--- begin READING PASSAGE ---

Accordingly, the court executed an order, drafted by counsel for the SPI, approving in principle the submitted plan. 4 The order authorized the Controller to disburse an emergency loan to the District from unspent portions of the GAIN and OUSD appropriations. (See Stats.1989, ch. 93, § 22.00; Stats.1989, ch. 1438, § 1 et seq.) Meanwhile, the SPI, by virtue of the State's "ultimate responsibility" for equal education and his own statutory obligation to "superintend the schools of this state" (Ed.Code, § 33112, subd. (a)), 5 would have authority to "relieve the ... [B]oard of its legal duties and powers, appoint a trustee, develop a recovery plan and, subject to the approval of the Controller, [develop] a repayment plan on the [D]istrict's behalf as necessary" to ensure completion of the school term, the District's financial recovery, and the protection of the loaned funds. 6

The Attorney General timely noticed appeals from the April 29 and May 2 orders on behalf of the State. Defendants SPI and Controller did not appeal. The State immediately requested transfer of the appeal from the Court of Appeal, First Appellate District, to this court (see Cal.Rules of Court, rule 20) and also asked that we stay enforcement of the trial court's orders pending appeal. The SPI and the Controller opposed a stay but supported transfer of the appeal to this court. We granted the transfer request but denied a stay. 7

DISCUSSION
1. Standard of review.

--- end READING PASSAGE ---
--- begin ENTRIES PROVIDED ---

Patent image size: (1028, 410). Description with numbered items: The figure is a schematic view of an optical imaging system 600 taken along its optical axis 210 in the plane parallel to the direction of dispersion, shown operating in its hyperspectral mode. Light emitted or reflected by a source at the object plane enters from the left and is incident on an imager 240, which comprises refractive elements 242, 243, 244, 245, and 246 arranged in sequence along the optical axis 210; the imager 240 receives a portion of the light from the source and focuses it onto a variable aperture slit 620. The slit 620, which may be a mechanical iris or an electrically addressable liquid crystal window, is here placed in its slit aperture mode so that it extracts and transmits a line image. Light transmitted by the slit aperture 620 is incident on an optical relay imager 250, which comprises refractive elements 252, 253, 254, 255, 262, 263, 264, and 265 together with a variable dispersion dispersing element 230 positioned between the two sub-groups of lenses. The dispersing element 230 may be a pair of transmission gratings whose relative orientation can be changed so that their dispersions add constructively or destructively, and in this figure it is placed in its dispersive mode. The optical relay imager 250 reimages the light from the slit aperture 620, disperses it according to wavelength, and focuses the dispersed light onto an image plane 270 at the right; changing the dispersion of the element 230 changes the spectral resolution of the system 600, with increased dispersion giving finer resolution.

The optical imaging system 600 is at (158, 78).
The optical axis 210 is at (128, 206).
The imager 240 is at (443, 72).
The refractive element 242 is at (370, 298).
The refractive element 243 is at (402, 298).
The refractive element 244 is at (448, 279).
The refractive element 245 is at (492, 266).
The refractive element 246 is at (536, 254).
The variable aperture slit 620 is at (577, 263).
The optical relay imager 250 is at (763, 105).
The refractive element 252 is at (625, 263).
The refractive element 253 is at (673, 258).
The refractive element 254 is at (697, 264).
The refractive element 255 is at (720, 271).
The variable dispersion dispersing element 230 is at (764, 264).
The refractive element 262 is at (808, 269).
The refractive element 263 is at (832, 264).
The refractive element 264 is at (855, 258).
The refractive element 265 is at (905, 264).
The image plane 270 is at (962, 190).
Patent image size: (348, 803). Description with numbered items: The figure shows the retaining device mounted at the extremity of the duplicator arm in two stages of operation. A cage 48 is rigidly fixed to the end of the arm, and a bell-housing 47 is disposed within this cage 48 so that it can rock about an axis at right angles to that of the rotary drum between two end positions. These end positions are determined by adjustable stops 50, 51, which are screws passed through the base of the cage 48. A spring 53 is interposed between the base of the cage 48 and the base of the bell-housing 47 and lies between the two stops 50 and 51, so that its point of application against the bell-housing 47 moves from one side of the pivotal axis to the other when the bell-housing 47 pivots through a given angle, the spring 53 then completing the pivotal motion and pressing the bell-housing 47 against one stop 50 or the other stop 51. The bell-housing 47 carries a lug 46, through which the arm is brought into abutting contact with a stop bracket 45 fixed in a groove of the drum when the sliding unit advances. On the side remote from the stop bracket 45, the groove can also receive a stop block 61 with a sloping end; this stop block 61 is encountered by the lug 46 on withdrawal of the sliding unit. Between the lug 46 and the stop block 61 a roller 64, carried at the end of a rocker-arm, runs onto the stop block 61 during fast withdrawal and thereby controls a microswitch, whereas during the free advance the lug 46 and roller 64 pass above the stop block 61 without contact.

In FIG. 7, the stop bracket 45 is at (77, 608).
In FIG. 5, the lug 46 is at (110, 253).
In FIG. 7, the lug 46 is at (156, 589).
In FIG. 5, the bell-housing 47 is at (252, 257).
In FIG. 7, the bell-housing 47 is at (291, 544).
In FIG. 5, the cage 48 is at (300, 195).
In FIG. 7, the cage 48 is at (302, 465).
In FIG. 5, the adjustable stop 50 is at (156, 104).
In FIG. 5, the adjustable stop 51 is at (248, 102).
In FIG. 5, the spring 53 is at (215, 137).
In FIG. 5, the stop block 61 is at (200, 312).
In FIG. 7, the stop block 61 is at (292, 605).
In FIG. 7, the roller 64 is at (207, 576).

--- end ENTRIES PROVIDED ---

■ TASK INSTRUCTIONS:
1. In the school district appeal passage, swap "transfer" for "removal" and give the text from "The Attorney General" to "Standard of review.".
2. Write the next part of the school district appeal passage, picking up after its last line.

■ OUTPUTS FOR THE TASKS:
1.
The Attorney General timely noticed appeals from the April 29 and May 2 orders on behalf of the State. Defendants SPI and Controller did not appeal. The State immediately requested removal of the appeal from the Court of Appeal, First Appellate District, to this court (see Cal.Rules of Court, rule 20) and also asked that we stay enforcement of the trial court's orders pending appeal. The SPI and the Controller opposed a stay but supported removal of the appeal to this court. We granted the removal request but denied a stay. 7

DISCUSSION
1. Standard of review.

2.
In deciding whether to issue a preliminary injunction, a court must weigh two "interrelated" factors: (1) the likelihood that the moving party will ultimately prevail on the merits and (2) the relative interim harm to the parties from issuance or nonissuance of the injunction. (Common Cause v. Board of Supervisors (1989) 49 Cal.3d 432, 441-442, 261 Cal.Rptr. 574, 777 P.2d 610.) Appellate review is limited to...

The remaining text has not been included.